• **GIVEN INSTRUCTION**:
Set down each record below precisely, skipping the pictures.

-------- SUPPLIED RECORDS --------

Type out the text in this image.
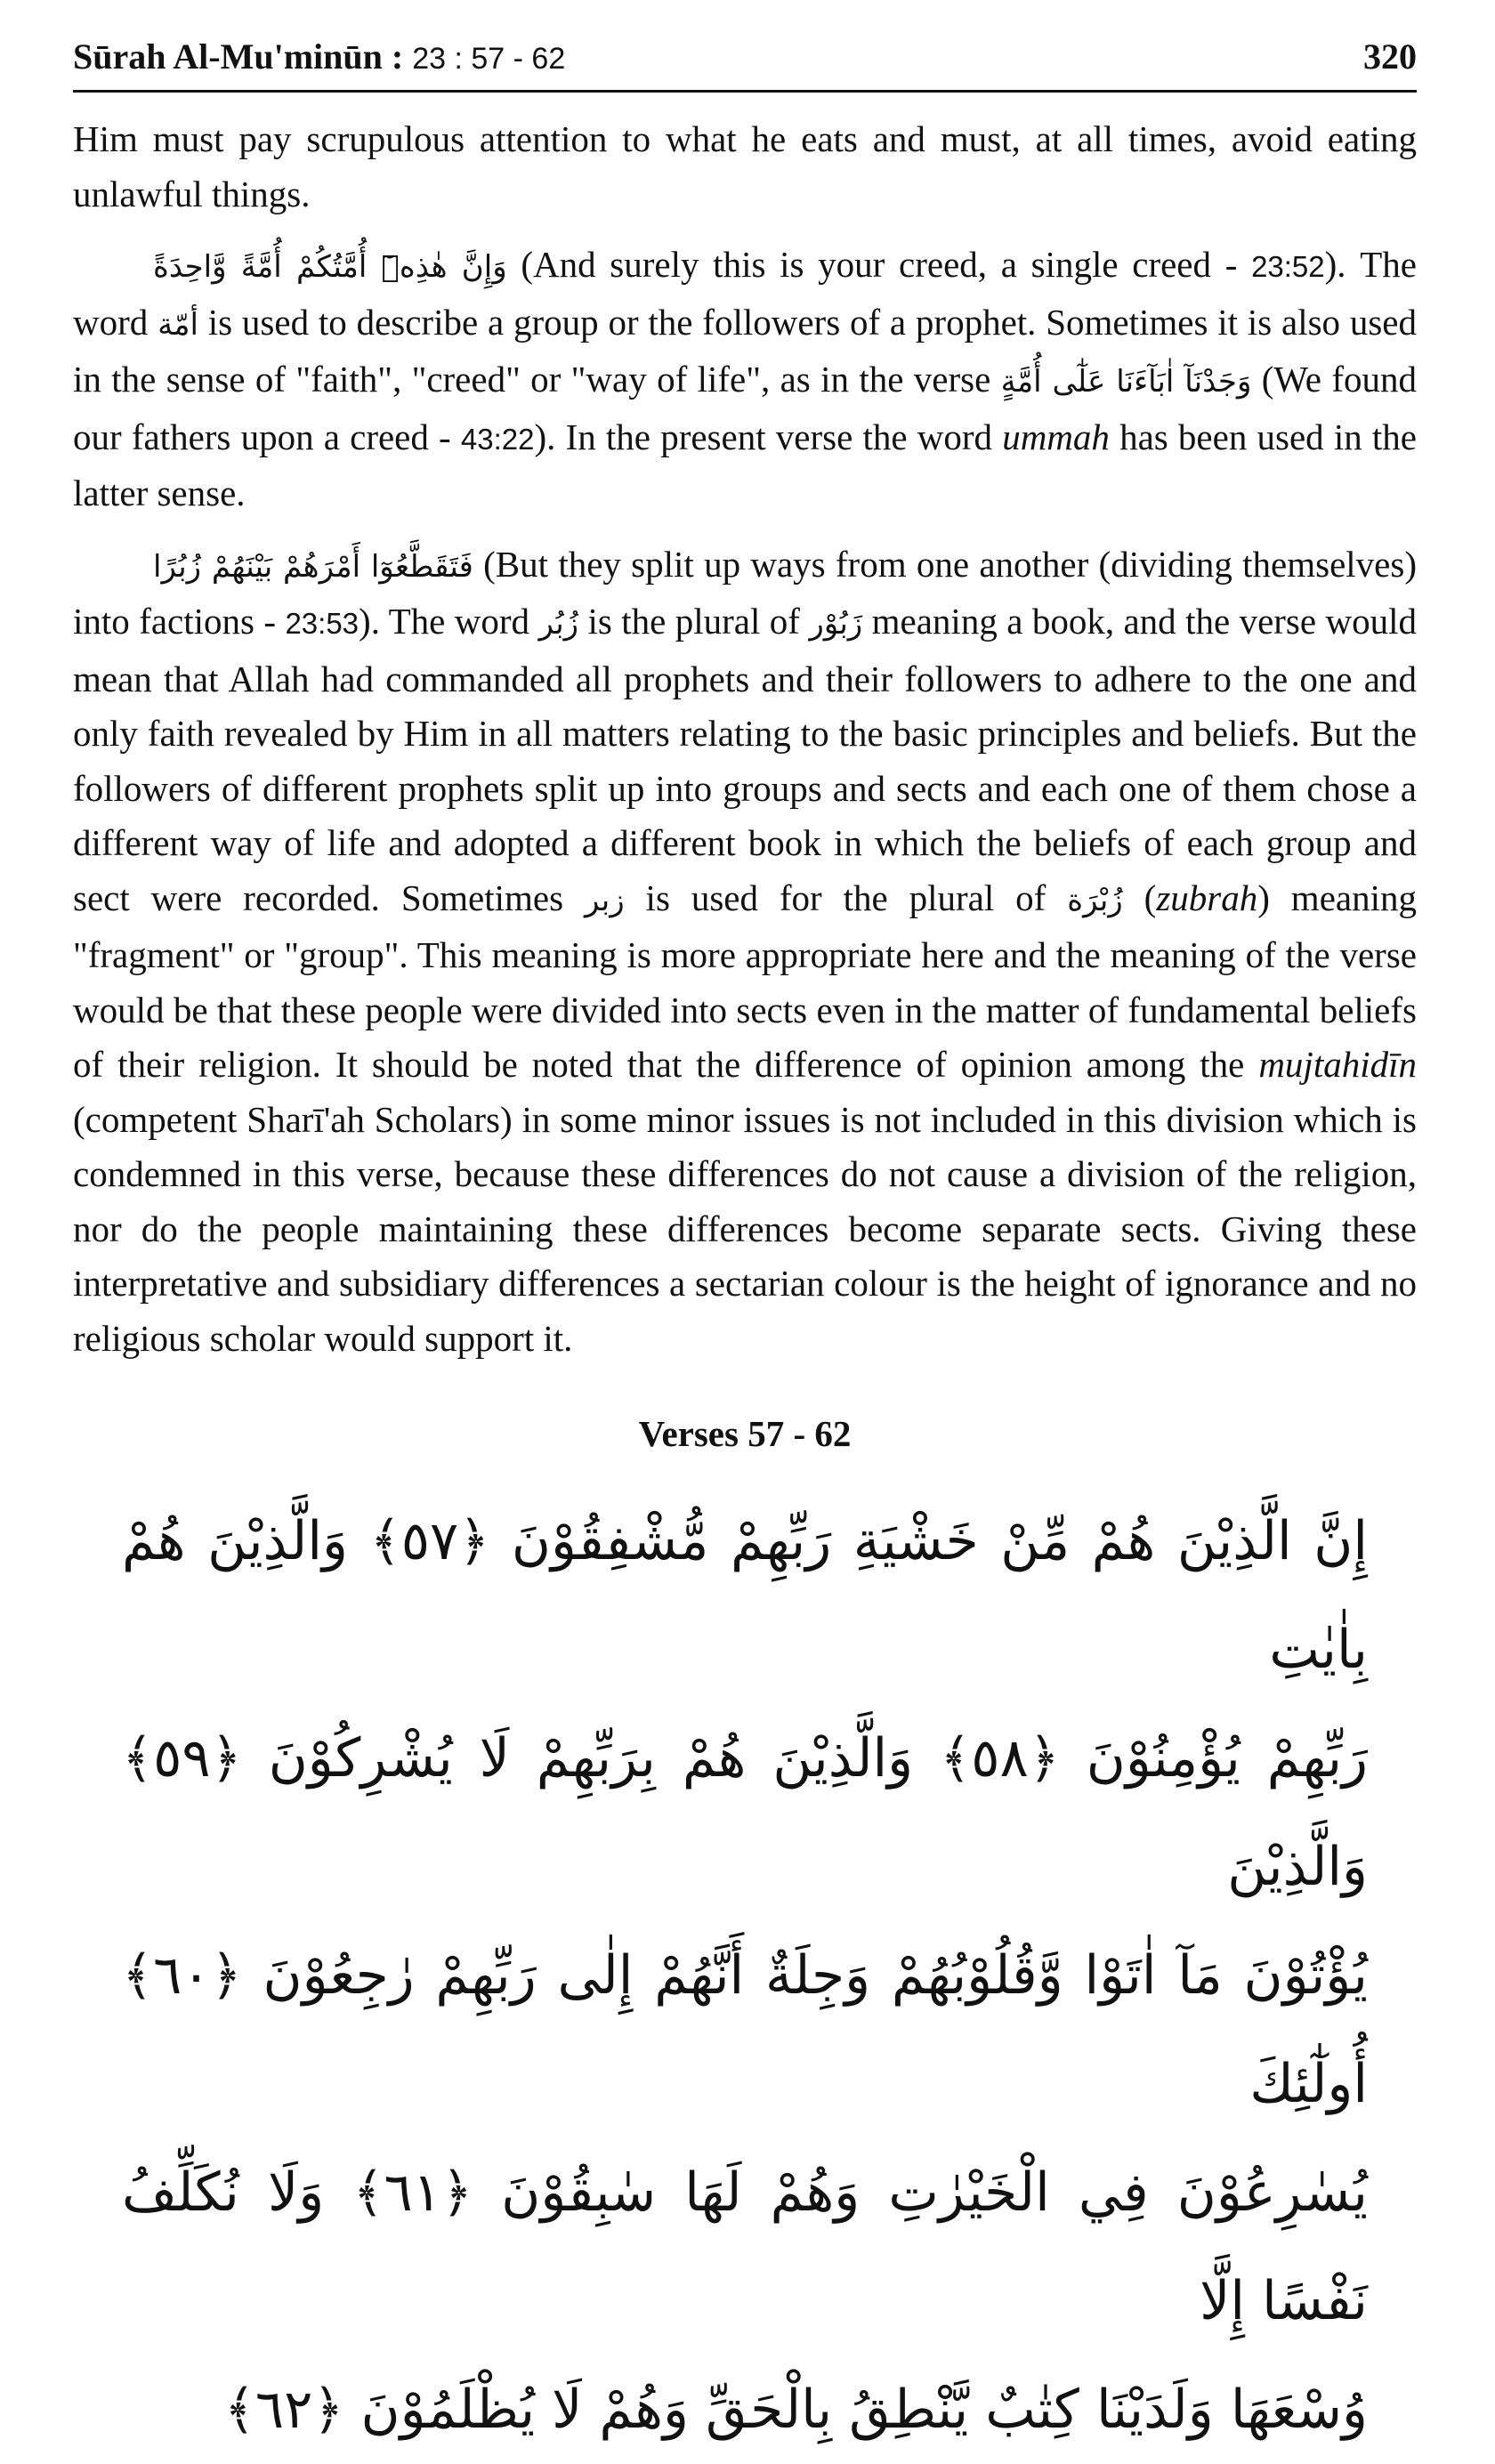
Sūrah Al-Mu'minūn : 23 : 57 - 62	320

Him must pay scrupulous attention to what he eats and must, at all times, avoid eating unlawful things.

وَإِنَّ هٰذِهٖٓ أُمَّتُكُمْ أُمَّةً وَّاحِدَةً (And surely this is your creed, a single creed - 23:52). The word أمّة is used to describe a group or the followers of a prophet. Sometimes it is also used in the sense of "faith", "creed" or "way of life", as in the verse وَجَدْنَآ اٰبَآءَنَا عَلٰٓى أُمَّةٍ (We found our fathers upon a creed - 43:22). In the present verse the word ummah has been used in the latter sense.

فَتَقَطَّعُوٓا أَمْرَهُمْ بَيْنَهُمْ زُبُرًا (But they split up ways from one another (dividing themselves) into factions - 23:53). The word زُبُر is the plural of زَبُوْر meaning a book, and the verse would mean that Allah had commanded all prophets and their followers to adhere to the one and only faith revealed by Him in all matters relating to the basic principles and beliefs. But the followers of different prophets split up into groups and sects and each one of them chose a different way of life and adopted a different book in which the beliefs of each group and sect were recorded. Sometimes زبر is used for the plural of زُبْرَة (zubrah) meaning "fragment" or "group". This meaning is more appropriate here and the meaning of the verse would be that these people were divided into sects even in the matter of fundamental beliefs of their religion. It should be noted that the difference of opinion among the mujtahidīn (competent Sharī'ah Scholars) in some minor issues is not included in this division which is condemned in this verse, because these differences do not cause a division of the religion, nor do the people maintaining these differences become separate sects. Giving these interpretative and subsidiary differences a sectarian colour is the height of ignorance and no religious scholar would support it.

Verses 57 - 62
إِنَّ الَّذِيْنَ هُمْ مِّنْ خَشْيَةِ رَبِّهِمْ مُّشْفِقُوْنَ ﴿٥٧﴾ وَالَّذِيْنَ هُمْ بِاٰيٰتِ
رَبِّهِمْ يُؤْمِنُوْنَ ﴿٥٨﴾ وَالَّذِيْنَ هُمْ بِرَبِّهِمْ لَا يُشْرِكُوْنَ ﴿٥٩﴾ وَالَّذِيْنَ
يُؤْتُوْنَ مَآ اٰتَوْا وَّقُلُوْبُهُمْ وَجِلَةٌ أَنَّهُمْ إِلٰى رَبِّهِمْ رٰجِعُوْنَ ﴿٦٠﴾ أُولٰٓئِكَ
يُسٰرِعُوْنَ فِي الْخَيْرٰتِ وَهُمْ لَهَا سٰبِقُوْنَ ﴿٦١﴾ وَلَا نُكَلِّفُ نَفْسًا إِلَّا
وُسْعَهَا وَلَدَيْنَا كِتٰبٌ يَّنْطِقُ بِالْحَقِّ وَهُمْ لَا يُظْلَمُوْنَ ﴿٦٢﴾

--------

• **THE SOLUTION**:
Type out the text in this image.
Sūrah Al-Mu'minūn : 23 : 57 - 62	320

Him must pay scrupulous attention to what he eats and must, at all times, avoid eating unlawful things.

وَإِنَّ هٰذِهٖٓ أُمَّتُكُمْ أُمَّةً وَّاحِدَةً (And surely this is your creed, a single creed - 23:52). The word أمّة is used to describe a group or the followers of a prophet. Sometimes it is also used in the sense of "faith", "creed" or "way of life", as in the verse وَجَدْنَآ اٰبَآءَنَا عَلٰٓى أُمَّةٍ (We found our fathers upon a creed - 43:22). In the present verse the word ummah has been used in the latter sense.

فَتَقَطَّعُوٓا أَمْرَهُمْ بَيْنَهُمْ زُبُرًا (But they split up ways from one another (dividing themselves) into factions - 23:53). The word زُبُر is the plural of زَبُوْر meaning a book, and the verse would mean that Allah had commanded all prophets and their followers to adhere to the one and only faith revealed by Him in all matters relating to the basic principles and beliefs. But the followers of different prophets split up into groups and sects and each one of them chose a different way of life and adopted a different book in which the beliefs of each group and sect were recorded. Sometimes زبر is used for the plural of زُبْرَة (zubrah) meaning "fragment" or "group". This meaning is more appropriate here and the meaning of the verse would be that these people were divided into sects even in the matter of fundamental beliefs of their religion. It should be noted that the difference of opinion among the mujtahidīn (competent Sharī'ah Scholars) in some minor issues is not included in this division which is condemned in this verse, because these differences do not cause a division of the religion, nor do the people maintaining these differences become separate sects. Giving these interpretative and subsidiary differences a sectarian colour is the height of ignorance and no religious scholar would support it.

Verses 57 - 62
إِنَّ الَّذِيْنَ هُمْ مِّنْ خَشْيَةِ رَبِّهِمْ مُّشْفِقُوْنَ ﴿٥٧﴾ وَالَّذِيْنَ هُمْ بِاٰيٰتِ
رَبِّهِمْ يُؤْمِنُوْنَ ﴿٥٨﴾ وَالَّذِيْنَ هُمْ بِرَبِّهِمْ لَا يُشْرِكُوْنَ ﴿٥٩﴾ وَالَّذِيْنَ
يُؤْتُوْنَ مَآ اٰتَوْا وَّقُلُوْبُهُمْ وَجِلَةٌ أَنَّهُمْ إِلٰى رَبِّهِمْ رٰجِعُوْنَ ﴿٦٠﴾ أُولٰٓئِكَ
يُسٰرِعُوْنَ فِي الْخَيْرٰتِ وَهُمْ لَهَا سٰبِقُوْنَ ﴿٦١﴾ وَلَا نُكَلِّفُ نَفْسًا إِلَّا
وُسْعَهَا وَلَدَيْنَا كِتٰبٌ يَّنْطِقُ بِالْحَقِّ وَهُمْ لَا يُظْلَمُوْنَ ﴿٦٢﴾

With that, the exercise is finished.